Mardi soir, les chaînes de télé américaines passaient en boucle des images en noir et blanc d'une autre époque, montrant les hommes du président au moment du pire scandale de l'histoire des États-Unis, le Watergate, qui a conduit à la démission de Richard Nixon. Partout dans les médias, sur Twitter, au Congrès, tout le monde faisait le rapprochement avec le « Massacre du samedi soir », ce jour d'octobre 1973 où Nixon a décidé la mise à pied du procureur indépendant Archibald Cox chargé de l'enquête sur le cambriolage de l'immeuble du Watergate. Elliot Richardson a refusé et manifesté son opposition en démissionnant, tout comme son numéro deux. C'est finalement Robert Bork, le numéro trois qui a appliqué les ordres de Nixon.
« C'est Nixonien », a tweeté mardi le sénateur démocrate Bob Casey après l'annonce du limogeage de James Comey, le patron du FBI, par Donald Trump.
Mais le parallèle s'arrête là. À l'automne 1973, Nixon est très mal en point. Les enquêtes ont montré que le cambriolage et la volonté d'étouffer l'affaire remontaient jusqu'à la Maison-Blanche. Il a du limoger des conseillers, accepter la nomination d'un procureur indépendant et il est désormais acquis qu'il existe des enregistrements. Et il n'est pas allé cependant jusqu'à débarquer le patron du FBI comme le fait remarquer un tweet moqueur de Bibliothèque présidentielle de Nixon qui a posté une photo de l'ex-président avec ce texte : « Fait amusant : le président Nixon n'a jamais limogé le directeur du FBI. »
C'est la première fois qu'un président vire le chef du FBI alors qu'une enquête contre ses conseillers et son équipe est en cours. Il est trop tôt pour savoir si le limogeage de Comey aura les mêmes conséquences que le renvoi de Cox.
La première tâche de la Maison-Blanche est de lui trouver un remplaçant. Mais il va falloir qu'il soit confirmé par le Sénat ce qui augure une bataille homérique, car, quel que soit le candidat, il sera considéré avec suspicion y compris au sein de l'Agence, où James Comey était populaire. Une fois en poste, il pourra demander à examiner l'intégralité du dossier des relations entre l'équipe de campagne de Donald Trump et la Russie. Il pourra ainsi freiner le processus ou même y mettre un terme.
Mauvais timing
Parallèlement, sur ce même dossier, les enquêtes du Sénat et de la Chambre des représentants se poursuivent. Mais pour le moment, le Congrès n'a guère montré de diligence. Dans certains cas, il semble même avoir freiné des quatre fers. Il y a quarante-cinq ans, le refus de Nixon de coopérer avec la justice avait suscité une opposition jusque dans le camp républicain. Mais le climat toxique qui règne à Washington n'est pas au rapprochement entre démocrates et républicains, même face à une action aussi extraordinaire que le limogeage de James Comey. Les démocrates et une poignée de républicains demandent la nomination d'un procureur indépendant, d'autres réclament une commission spéciale, ainsi du sénateur John Mc Cain. Mais une telle commission n'a pas, en général, de pouvoir judiciaire et se contente d'écrire un rapport.

|---|

# Consigne 1
Extrayez du texte sur le limogeage de James Comey le passage allant de « Mauvais timing » à « d'écrire un rapport. », sans y changer un mot.
# Consigne 2
D'après le texte sur le limogeage de James Comey, pourquoi la confirmation de son remplaçant par le Sénat s'annonce-t-elle si difficile ? Répondez en une à trois phrases.
# Consigne 3
Rédigez la suite du texte sur le limogeage de James Comey, à partir de sa dernière phrase.
Les lignes n'ont aucun lien avec le texte sur le limogeage de James Comey.

# Contenu des données
|---|

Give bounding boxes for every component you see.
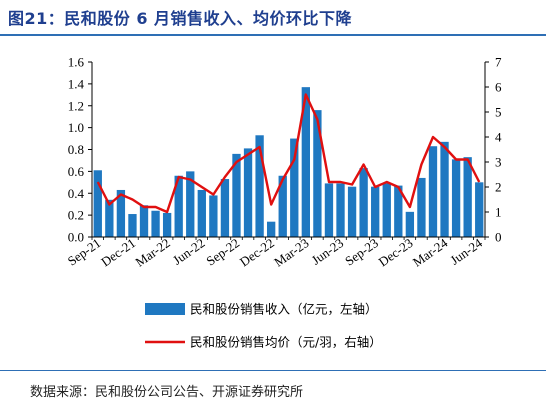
bar [371, 186, 380, 237]
x-tick-label: Dec-23 [376, 235, 416, 269]
x-tick-label: Dec-21 [98, 235, 138, 269]
left-tick-label: 1.2 [68, 98, 84, 113]
chart-title: 图21：民和股份 6 月销售收入、均价环比下降 [8, 9, 353, 28]
left-axis-ticks: 0.0 0.2 0.4 0.6 0.8 1.0 1.2 1.4 1.6 [68, 55, 92, 245]
bar [278, 175, 287, 237]
legend-bar-label: 民和股份销售收入（亿元，左轴） [190, 302, 378, 317]
bar [336, 183, 345, 237]
left-tick-label: 1.4 [68, 76, 85, 91]
right-tick-label: 0 [495, 230, 502, 245]
left-tick-label: 0.8 [68, 142, 84, 157]
bar [428, 146, 438, 237]
left-tick-label: 0.2 [68, 208, 84, 223]
bar-series [93, 87, 484, 237]
left-tick-label: 0.6 [68, 164, 85, 179]
left-tick-label: 1.6 [68, 55, 85, 70]
right-tick-label: 3 [495, 155, 502, 170]
bar [174, 175, 183, 237]
bar [347, 186, 357, 237]
bar [313, 110, 322, 237]
bar [139, 205, 149, 237]
right-tick-label: 1 [495, 205, 502, 220]
right-tick-label: 7 [495, 55, 502, 70]
x-tick-label: Sep-22 [203, 235, 242, 268]
bar [232, 153, 241, 237]
bar [324, 183, 334, 237]
bar [209, 195, 218, 237]
bar [186, 171, 195, 237]
bar [451, 159, 461, 237]
x-tick-label: Mar-22 [133, 235, 173, 270]
bar [220, 179, 230, 237]
bar [116, 189, 126, 237]
footer-divider [0, 370, 546, 371]
bar [417, 177, 426, 237]
bar [405, 211, 415, 237]
right-axis-ticks: 0 1 2 3 4 5 6 7 [485, 55, 502, 245]
x-tick-label: Mar-23 [271, 235, 311, 270]
legend: 民和股份销售收入（亿元，左轴） 民和股份销售均价（元/羽，右轴） [145, 302, 382, 350]
bar [255, 135, 264, 237]
left-tick-label: 0.4 [68, 186, 85, 201]
bar [394, 185, 403, 237]
x-tick-label: Jun-24 [447, 235, 485, 268]
price-line [96, 93, 481, 214]
bar [162, 212, 172, 237]
legend-line-label: 民和股份销售均价（元/羽，右轴） [190, 335, 382, 350]
bar [197, 189, 206, 237]
bar [93, 170, 102, 237]
bar [151, 210, 160, 237]
right-tick-label: 4 [495, 130, 502, 145]
bar [290, 138, 299, 237]
source-note: 数据来源：民和股份公司公告、开源证券研究所 [30, 385, 304, 400]
title-divider [0, 34, 546, 36]
left-tick-label: 0.0 [68, 230, 84, 245]
bar [105, 199, 114, 237]
right-tick-label: 6 [495, 80, 502, 95]
x-tick-label: Sep-23 [342, 235, 381, 268]
bar [475, 182, 484, 237]
bar [243, 148, 253, 237]
left-tick-label: 1.0 [68, 120, 84, 135]
bar [463, 157, 472, 237]
x-tick-label: Jun-23 [309, 235, 347, 268]
line-series [96, 93, 481, 214]
bar [128, 214, 137, 237]
x-tick-label: Dec-22 [237, 235, 277, 269]
bar [301, 87, 310, 237]
x-tick-label: Mar-24 [410, 235, 451, 270]
right-tick-label: 2 [495, 180, 502, 195]
bar [382, 183, 391, 237]
bar [359, 168, 368, 237]
legend-bar-swatch [145, 303, 185, 315]
x-tick-label: Jun-22 [170, 235, 208, 268]
chart: 0.0 0.2 0.4 0.6 0.8 1.0 1.2 1.4 1.6 0 1 2 3 4 5 6 7 Sep… [65, 55, 502, 350]
right-tick-label: 5 [495, 105, 502, 120]
bar [267, 221, 276, 237]
bar [440, 141, 449, 237]
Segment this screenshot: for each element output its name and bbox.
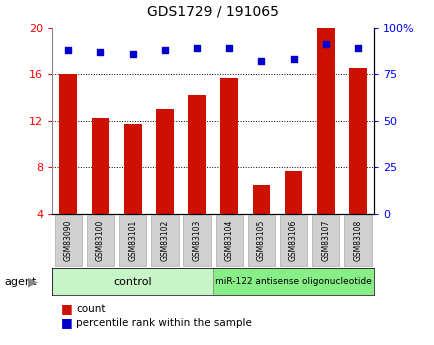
Text: GSM83104: GSM83104 (224, 220, 233, 261)
FancyBboxPatch shape (55, 215, 82, 266)
Point (289, 57, 296, 62)
Point (161, 47, 168, 53)
Bar (316, 28, 334, 214)
Bar (156, 109, 173, 214)
Point (65, 47, 72, 53)
Text: GSM83090: GSM83090 (64, 220, 72, 262)
Text: control: control (113, 277, 151, 286)
Bar (284, 171, 302, 214)
FancyBboxPatch shape (87, 215, 114, 266)
FancyBboxPatch shape (344, 215, 371, 266)
Text: miR-122 antisense oligonucleotide: miR-122 antisense oligonucleotide (215, 277, 371, 286)
FancyBboxPatch shape (213, 268, 373, 295)
FancyBboxPatch shape (119, 215, 146, 266)
Text: GSM83103: GSM83103 (192, 220, 201, 261)
Text: GSM83101: GSM83101 (128, 220, 137, 261)
Text: GSM83105: GSM83105 (256, 220, 265, 261)
FancyBboxPatch shape (247, 215, 274, 266)
FancyBboxPatch shape (183, 215, 210, 266)
Text: ■: ■ (61, 316, 72, 329)
FancyBboxPatch shape (215, 215, 242, 266)
FancyBboxPatch shape (52, 268, 213, 295)
Text: percentile rank within the sample: percentile rank within the sample (76, 318, 251, 327)
Bar (349, 68, 366, 214)
Point (322, 42, 329, 47)
Text: GSM83106: GSM83106 (289, 220, 297, 261)
Bar (252, 185, 270, 214)
Point (193, 45, 200, 51)
Bar (124, 124, 141, 214)
Bar (59, 74, 77, 214)
Text: ▶: ▶ (28, 275, 37, 288)
Text: agent: agent (4, 277, 36, 286)
Bar (188, 95, 205, 214)
Point (225, 45, 232, 51)
Point (97, 49, 104, 55)
Text: GDS1729 / 191065: GDS1729 / 191065 (147, 5, 279, 19)
FancyBboxPatch shape (151, 215, 178, 266)
Text: GSM83100: GSM83100 (96, 220, 105, 261)
Point (257, 58, 264, 64)
Point (354, 45, 361, 51)
Text: GSM83108: GSM83108 (353, 220, 362, 261)
Point (129, 51, 136, 57)
Bar (92, 118, 109, 214)
Bar (220, 78, 237, 214)
FancyBboxPatch shape (312, 215, 339, 266)
Text: GSM83102: GSM83102 (160, 220, 169, 261)
FancyBboxPatch shape (279, 215, 306, 266)
Text: count: count (76, 304, 105, 314)
Text: GSM83107: GSM83107 (321, 220, 329, 261)
Text: ■: ■ (61, 302, 72, 315)
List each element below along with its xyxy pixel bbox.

|---|

# Résultat 1
Mauvais timing
Parallèlement, sur ce même dossier, les enquêtes du Sénat et de la Chambre des représentants se poursuivent. Mais pour le moment, le Congrès n'a guère montré de diligence. Dans certains cas, il semble même avoir freiné des quatre fers. Il y a quarante-cinq ans, le refus de Nixon de coopérer avec la justice avait suscité une opposition jusque dans le camp républicain. Mais le climat toxique qui règne à Washington n'est pas au rapprochement entre démocrates et républicains, même face à une action aussi extraordinaire que le limogeage de James Comey. Les démocrates et une poignée de républicains demandent la nomination d'un procureur indépendant, d'autres réclament une commission spéciale, ainsi du sénateur John Mc Cain. Mais une telle commission n'a pas, en général, de pouvoir judiciaire et se contente d'écrire un rapport.

# Résultat 2
Quel que soit le candidat, il sera considéré avec suspicion, y compris au sein de l'Agence, où James Comey était populaire. Sa confirmation par le Sénat augure donc une bataille homérique.

# Résultat 3
Pire que le Watergate
Donald Trump a toujours dit que toute publicité, même mauvaise, était bonne à prendre. Mais ce renvoi aussi brutal risque de se retourner contre lui. Selon le site d'information Politico, le président est furieux de la couverture du scandale sur les liens avec la Russie. Il a particulièrement mal pris le fait que Comey ait affirmé devant le Sénat que Barack Obama ne l'avait pas mis sur écoutes, ce qui revenait à dire que le président était un affabulateur. Mais virer le patron du FBI remet l'affaire russe au premier plan et fait planer le soupçon que Donald Trump a quelque chose à cacher alors que, jusqu'ici, il n'y a pas eu de preuves de son implication personnelle.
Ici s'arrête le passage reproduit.